» **WORK TO DO**
Show every line where "JSON" occurs.
┌─ RAW DATA
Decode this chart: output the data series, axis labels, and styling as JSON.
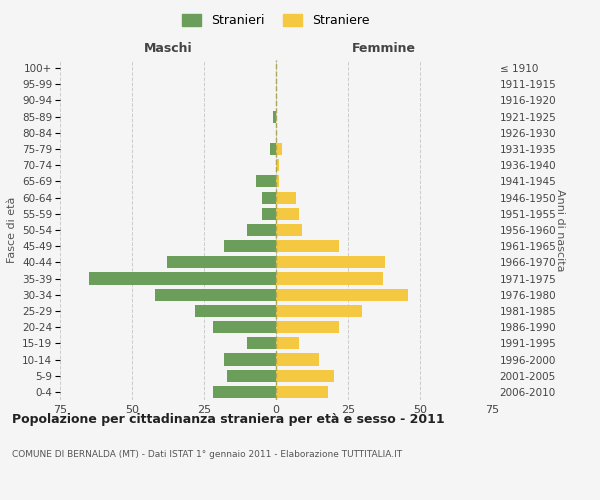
{
  "age_groups": [
    "0-4",
    "5-9",
    "10-14",
    "15-19",
    "20-24",
    "25-29",
    "30-34",
    "35-39",
    "40-44",
    "45-49",
    "50-54",
    "55-59",
    "60-64",
    "65-69",
    "70-74",
    "75-79",
    "80-84",
    "85-89",
    "90-94",
    "95-99",
    "100+"
  ],
  "birth_years": [
    "2006-2010",
    "2001-2005",
    "1996-2000",
    "1991-1995",
    "1986-1990",
    "1981-1985",
    "1976-1980",
    "1971-1975",
    "1966-1970",
    "1961-1965",
    "1956-1960",
    "1951-1955",
    "1946-1950",
    "1941-1945",
    "1936-1940",
    "1931-1935",
    "1926-1930",
    "1921-1925",
    "1916-1920",
    "1911-1915",
    "≤ 1910"
  ],
  "maschi": [
    22,
    17,
    18,
    10,
    22,
    28,
    42,
    65,
    38,
    18,
    10,
    5,
    5,
    7,
    0,
    2,
    0,
    1,
    0,
    0,
    0
  ],
  "femmine": [
    18,
    20,
    15,
    8,
    22,
    30,
    46,
    37,
    38,
    22,
    9,
    8,
    7,
    1,
    1,
    2,
    0,
    0,
    0,
    0,
    0
  ],
  "maschi_color": "#6a9e5a",
  "femmine_color": "#f5c842",
  "background_color": "#f5f5f5",
  "grid_color": "#cccccc",
  "title": "Popolazione per cittadinanza straniera per età e sesso - 2011",
  "subtitle": "COMUNE DI BERNALDA (MT) - Dati ISTAT 1° gennaio 2011 - Elaborazione TUTTITALIA.IT",
  "xlabel_left": "Maschi",
  "xlabel_right": "Femmine",
  "ylabel_left": "Fasce di età",
  "ylabel_right": "Anni di nascita",
  "xlim": 75,
  "legend_maschi": "Stranieri",
  "legend_femmine": "Straniere"
}
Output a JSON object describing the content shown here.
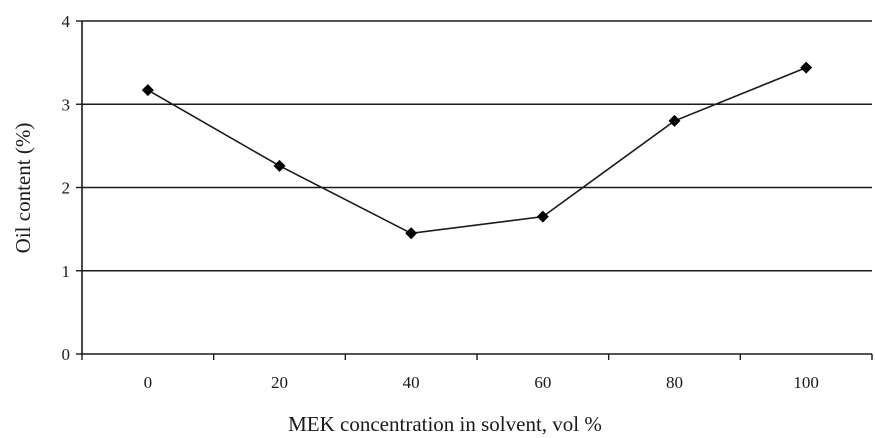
└─
» **SOLUTION FOR THIS TASK**
Decode this chart: output the data series, axis labels, and styling as JSON.
Output a JSON object describing the content shown here.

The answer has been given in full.